Objective:
Write the material out again in full, exactly.

Information shown:

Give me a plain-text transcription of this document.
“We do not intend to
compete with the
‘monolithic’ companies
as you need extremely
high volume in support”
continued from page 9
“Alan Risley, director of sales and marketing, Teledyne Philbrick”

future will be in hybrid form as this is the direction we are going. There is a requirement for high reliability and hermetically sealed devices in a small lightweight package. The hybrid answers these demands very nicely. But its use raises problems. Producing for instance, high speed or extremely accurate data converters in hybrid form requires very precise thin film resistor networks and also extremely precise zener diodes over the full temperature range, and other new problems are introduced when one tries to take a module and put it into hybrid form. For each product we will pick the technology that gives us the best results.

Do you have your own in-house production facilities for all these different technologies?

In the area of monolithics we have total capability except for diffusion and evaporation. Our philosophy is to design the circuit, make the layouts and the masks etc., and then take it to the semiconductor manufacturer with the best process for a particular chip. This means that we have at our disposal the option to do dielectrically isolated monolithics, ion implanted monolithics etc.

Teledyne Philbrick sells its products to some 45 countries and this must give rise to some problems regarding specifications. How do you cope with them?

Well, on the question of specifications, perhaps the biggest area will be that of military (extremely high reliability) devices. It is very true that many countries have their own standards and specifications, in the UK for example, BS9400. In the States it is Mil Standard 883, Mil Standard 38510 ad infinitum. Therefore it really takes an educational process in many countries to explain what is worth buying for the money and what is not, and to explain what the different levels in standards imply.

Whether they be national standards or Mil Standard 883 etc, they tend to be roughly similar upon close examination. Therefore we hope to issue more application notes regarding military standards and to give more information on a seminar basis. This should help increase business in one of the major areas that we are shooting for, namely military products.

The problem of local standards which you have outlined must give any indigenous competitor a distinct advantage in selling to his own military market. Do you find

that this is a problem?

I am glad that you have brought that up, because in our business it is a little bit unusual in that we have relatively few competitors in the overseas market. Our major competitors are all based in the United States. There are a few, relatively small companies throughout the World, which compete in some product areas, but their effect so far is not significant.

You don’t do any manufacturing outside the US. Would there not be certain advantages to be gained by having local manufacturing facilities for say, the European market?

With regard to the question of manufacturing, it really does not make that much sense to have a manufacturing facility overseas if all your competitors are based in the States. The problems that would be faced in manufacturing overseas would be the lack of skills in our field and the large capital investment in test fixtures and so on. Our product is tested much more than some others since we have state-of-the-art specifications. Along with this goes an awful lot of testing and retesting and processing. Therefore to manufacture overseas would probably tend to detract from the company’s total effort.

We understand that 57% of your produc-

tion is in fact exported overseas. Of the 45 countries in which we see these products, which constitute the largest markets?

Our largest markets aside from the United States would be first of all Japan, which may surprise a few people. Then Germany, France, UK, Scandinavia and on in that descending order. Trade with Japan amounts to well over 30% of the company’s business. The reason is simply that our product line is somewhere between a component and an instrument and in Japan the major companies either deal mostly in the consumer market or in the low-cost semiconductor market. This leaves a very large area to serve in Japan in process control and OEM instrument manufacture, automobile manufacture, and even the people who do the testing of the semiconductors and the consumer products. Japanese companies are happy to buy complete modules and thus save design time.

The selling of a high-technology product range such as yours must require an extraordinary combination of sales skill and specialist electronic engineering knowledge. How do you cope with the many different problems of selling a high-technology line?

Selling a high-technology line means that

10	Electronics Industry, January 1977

Correct response:
Give me a plain-text transcription of this document.
“We do not intend to
compete with the
‘monolithic’ companies
as you need extremely
high volume in support”
continued from page 9
“Alan Risley, director of sales and marketing, Teledyne Philbrick”

future will be in hybrid form as this is the direction we are going. There is a requirement for high reliability and hermetically sealed devices in a small lightweight package. The hybrid answers these demands very nicely. But its use raises problems. Producing for instance, high speed or extremely accurate data converters in hybrid form requires very precise thin film resistor networks and also extremely precise zener diodes over the full temperature range, and other new problems are introduced when one tries to take a module and put it into hybrid form. For each product we will pick the technology that gives us the best results.

Do you have your own in-house production facilities for all these different technologies?

In the area of monolithics we have total capability except for diffusion and evaporation. Our philosophy is to design the circuit, make the layouts and the masks etc., and then take it to the semiconductor manufacturer with the best process for a particular chip. This means that we have at our disposal the option to do dielectrically isolated monolithics, ion implanted monolithics etc.

Teledyne Philbrick sells its products to some 45 countries and this must give rise to some problems regarding specifications. How do you cope with them?

Well, on the question of specifications, perhaps the biggest area will be that of military (extremely high reliability) devices. It is very true that many countries have their own standards and specifications, in the UK for example, BS9400. In the States it is Mil Standard 883, Mil Standard 38510 ad infinitum. Therefore it really takes an educational process in many countries to explain what is worth buying for the money and what is not, and to explain what the different levels in standards imply.

Whether they be national standards or Mil Standard 883 etc, they tend to be roughly similar upon close examination. Therefore we hope to issue more application notes regarding military standards and to give more information on a seminar basis. This should help increase business in one of the major areas that we are shooting for, namely military products.

The problem of local standards which you have outlined must give any indigenous competitor a distinct advantage in selling to his own military market. Do you find

that this is a problem?

I am glad that you have brought that up, because in our business it is a little bit unusual in that we have relatively few competitors in the overseas market. Our major competitors are all based in the United States. There are a few, relatively small companies throughout the World, which compete in some product areas, but their effect so far is not significant.

You don’t do any manufacturing outside the US. Would there not be certain advantages to be gained by having local manufacturing facilities for say, the European market?

With regard to the question of manufacturing, it really does not make that much sense to have a manufacturing facility overseas if all your competitors are based in the States. The problems that would be faced in manufacturing overseas would be the lack of skills in our field and the large capital investment in test fixtures and so on. Our product is tested much more than some others since we have state-of-the-art specifications. Along with this goes an awful lot of testing and retesting and processing. Therefore to manufacture overseas would probably tend to detract from the company’s total effort.

We understand that 57% of your produc-

tion is in fact exported overseas. Of the 45 countries in which we see these products, which constitute the largest markets?

Our largest markets aside from the United States would be first of all Japan, which may surprise a few people. Then Germany, France, UK, Scandinavia and on in that descending order. Trade with Japan amounts to well over 30% of the company’s business. The reason is simply that our product line is somewhere between a component and an instrument and in Japan the major companies either deal mostly in the consumer market or in the low-cost semiconductor market. This leaves a very large area to serve in Japan in process control and OEM instrument manufacture, automobile manufacture, and even the people who do the testing of the semiconductors and the consumer products. Japanese companies are happy to buy complete modules and thus save design time.

The selling of a high-technology product range such as yours must require an extraordinary combination of sales skill and specialist electronic engineering knowledge. How do you cope with the many different problems of selling a high-technology line?

Selling a high-technology line means that

10	Electronics Industry, January 1977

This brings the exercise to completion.